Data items
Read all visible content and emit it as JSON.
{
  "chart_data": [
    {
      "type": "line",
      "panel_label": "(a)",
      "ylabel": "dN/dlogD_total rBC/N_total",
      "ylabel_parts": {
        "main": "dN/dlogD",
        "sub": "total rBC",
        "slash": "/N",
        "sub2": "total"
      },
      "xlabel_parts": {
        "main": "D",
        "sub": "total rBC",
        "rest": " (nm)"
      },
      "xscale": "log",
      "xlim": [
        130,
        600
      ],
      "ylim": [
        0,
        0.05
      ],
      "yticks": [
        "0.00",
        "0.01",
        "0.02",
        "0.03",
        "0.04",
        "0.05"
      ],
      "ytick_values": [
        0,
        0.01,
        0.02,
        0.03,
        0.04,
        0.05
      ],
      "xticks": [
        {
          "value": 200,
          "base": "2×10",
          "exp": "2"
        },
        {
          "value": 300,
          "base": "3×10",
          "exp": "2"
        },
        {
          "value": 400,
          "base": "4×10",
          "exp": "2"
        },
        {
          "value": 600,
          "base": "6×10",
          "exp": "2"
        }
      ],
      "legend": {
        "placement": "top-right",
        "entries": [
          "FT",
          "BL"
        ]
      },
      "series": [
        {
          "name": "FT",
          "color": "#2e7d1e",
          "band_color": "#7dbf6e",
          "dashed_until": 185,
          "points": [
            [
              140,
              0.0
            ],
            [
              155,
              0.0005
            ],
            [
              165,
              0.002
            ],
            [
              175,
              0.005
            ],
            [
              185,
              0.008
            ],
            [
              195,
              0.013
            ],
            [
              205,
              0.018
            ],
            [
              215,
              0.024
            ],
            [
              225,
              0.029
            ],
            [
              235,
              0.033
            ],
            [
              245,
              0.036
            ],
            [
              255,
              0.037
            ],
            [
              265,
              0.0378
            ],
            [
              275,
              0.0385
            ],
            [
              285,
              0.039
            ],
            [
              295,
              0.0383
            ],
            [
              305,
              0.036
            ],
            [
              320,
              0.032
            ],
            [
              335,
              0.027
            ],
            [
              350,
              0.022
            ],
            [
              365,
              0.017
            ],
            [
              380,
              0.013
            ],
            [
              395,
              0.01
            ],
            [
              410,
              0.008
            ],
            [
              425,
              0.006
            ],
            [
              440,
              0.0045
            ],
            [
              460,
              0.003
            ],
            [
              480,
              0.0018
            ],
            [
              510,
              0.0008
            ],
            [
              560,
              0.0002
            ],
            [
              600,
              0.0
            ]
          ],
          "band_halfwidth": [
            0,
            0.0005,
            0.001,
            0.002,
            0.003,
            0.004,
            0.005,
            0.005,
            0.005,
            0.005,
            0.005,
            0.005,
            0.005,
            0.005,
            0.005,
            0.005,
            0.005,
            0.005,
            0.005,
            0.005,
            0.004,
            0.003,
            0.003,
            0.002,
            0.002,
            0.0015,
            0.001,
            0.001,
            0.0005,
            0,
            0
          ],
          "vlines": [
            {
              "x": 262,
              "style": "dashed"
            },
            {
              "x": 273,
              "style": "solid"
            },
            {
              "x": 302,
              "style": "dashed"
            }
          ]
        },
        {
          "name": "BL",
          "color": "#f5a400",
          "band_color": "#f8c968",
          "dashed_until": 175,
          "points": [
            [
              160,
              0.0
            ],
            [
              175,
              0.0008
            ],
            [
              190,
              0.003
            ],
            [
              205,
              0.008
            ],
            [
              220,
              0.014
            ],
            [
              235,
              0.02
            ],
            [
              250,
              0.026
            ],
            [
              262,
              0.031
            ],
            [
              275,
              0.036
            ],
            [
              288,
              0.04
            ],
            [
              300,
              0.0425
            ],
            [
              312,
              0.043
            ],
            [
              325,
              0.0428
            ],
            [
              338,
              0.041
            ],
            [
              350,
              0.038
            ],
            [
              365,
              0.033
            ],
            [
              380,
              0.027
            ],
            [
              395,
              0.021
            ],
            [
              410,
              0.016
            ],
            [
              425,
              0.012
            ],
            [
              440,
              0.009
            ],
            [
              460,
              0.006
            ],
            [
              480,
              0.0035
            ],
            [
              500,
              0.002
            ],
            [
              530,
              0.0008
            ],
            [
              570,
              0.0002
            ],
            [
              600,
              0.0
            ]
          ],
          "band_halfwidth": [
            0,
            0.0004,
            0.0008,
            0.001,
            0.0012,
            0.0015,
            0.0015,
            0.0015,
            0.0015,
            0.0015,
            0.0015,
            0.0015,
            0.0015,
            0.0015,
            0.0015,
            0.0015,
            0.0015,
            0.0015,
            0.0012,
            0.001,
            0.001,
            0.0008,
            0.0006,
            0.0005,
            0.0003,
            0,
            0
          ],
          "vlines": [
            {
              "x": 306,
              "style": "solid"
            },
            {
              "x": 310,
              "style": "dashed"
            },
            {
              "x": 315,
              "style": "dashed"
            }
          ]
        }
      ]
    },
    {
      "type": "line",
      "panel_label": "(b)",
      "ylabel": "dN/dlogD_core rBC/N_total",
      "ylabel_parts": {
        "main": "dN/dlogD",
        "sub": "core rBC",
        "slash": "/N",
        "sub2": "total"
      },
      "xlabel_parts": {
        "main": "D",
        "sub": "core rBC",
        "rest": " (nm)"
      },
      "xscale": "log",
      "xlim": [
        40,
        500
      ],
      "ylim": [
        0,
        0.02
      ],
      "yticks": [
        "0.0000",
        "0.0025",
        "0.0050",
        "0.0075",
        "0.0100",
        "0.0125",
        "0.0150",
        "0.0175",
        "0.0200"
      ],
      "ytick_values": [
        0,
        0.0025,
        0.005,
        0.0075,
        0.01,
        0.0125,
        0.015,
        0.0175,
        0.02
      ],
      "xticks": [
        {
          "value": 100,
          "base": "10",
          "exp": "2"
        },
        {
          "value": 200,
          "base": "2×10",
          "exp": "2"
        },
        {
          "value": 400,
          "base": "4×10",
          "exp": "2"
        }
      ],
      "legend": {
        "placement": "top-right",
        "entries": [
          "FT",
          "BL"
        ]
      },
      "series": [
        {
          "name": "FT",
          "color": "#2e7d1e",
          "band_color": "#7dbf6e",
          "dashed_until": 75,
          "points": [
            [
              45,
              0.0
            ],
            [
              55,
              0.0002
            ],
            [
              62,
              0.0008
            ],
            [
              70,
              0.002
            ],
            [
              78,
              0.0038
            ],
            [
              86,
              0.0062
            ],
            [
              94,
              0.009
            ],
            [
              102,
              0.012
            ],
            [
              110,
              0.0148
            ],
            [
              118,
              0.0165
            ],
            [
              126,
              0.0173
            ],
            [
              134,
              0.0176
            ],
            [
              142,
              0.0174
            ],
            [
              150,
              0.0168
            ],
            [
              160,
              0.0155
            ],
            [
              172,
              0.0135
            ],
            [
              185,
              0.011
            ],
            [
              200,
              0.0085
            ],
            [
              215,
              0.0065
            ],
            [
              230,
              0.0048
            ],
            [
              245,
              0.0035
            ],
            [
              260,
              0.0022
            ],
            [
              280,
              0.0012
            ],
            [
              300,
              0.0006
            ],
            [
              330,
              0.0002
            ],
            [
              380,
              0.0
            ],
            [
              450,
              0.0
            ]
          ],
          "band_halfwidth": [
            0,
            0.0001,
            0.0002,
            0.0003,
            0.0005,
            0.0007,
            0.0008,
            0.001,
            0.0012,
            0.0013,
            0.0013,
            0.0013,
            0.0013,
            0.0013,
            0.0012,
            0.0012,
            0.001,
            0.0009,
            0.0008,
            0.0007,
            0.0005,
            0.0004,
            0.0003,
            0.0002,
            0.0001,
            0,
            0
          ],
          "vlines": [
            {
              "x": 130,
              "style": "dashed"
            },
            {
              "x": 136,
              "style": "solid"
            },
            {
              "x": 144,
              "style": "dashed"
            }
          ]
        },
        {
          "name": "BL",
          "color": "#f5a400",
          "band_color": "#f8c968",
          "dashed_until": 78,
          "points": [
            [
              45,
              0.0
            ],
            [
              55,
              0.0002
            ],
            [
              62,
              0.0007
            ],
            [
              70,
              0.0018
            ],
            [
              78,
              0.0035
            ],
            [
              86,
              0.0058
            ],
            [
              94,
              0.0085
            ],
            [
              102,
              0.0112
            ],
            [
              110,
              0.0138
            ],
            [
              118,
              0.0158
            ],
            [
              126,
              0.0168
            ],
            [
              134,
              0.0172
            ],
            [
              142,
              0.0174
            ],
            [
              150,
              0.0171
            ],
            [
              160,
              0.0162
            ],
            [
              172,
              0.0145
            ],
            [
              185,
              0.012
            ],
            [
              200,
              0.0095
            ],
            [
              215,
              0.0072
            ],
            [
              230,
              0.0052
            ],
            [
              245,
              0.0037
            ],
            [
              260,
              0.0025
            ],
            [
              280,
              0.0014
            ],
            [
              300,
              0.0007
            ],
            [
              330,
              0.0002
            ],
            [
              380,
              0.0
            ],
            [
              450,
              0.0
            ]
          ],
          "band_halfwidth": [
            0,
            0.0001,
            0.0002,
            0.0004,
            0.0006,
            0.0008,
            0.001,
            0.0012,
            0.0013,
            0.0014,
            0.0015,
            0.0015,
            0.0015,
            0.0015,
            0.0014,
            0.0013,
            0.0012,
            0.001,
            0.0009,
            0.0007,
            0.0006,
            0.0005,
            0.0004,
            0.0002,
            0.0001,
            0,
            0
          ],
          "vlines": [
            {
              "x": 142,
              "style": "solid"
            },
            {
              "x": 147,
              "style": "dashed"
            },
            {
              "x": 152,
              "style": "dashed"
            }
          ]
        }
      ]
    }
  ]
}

— EXERCISE GOAL —
Look through the entries above and report each line where the string "base" occurs.

— EXPECTED ANSWER —
          "base": "2×10",
          "base": "3×10",
          "base": "4×10",
          "base": "6×10",
          "base": "10",
          "base": "2×10",
          "base": "4×10",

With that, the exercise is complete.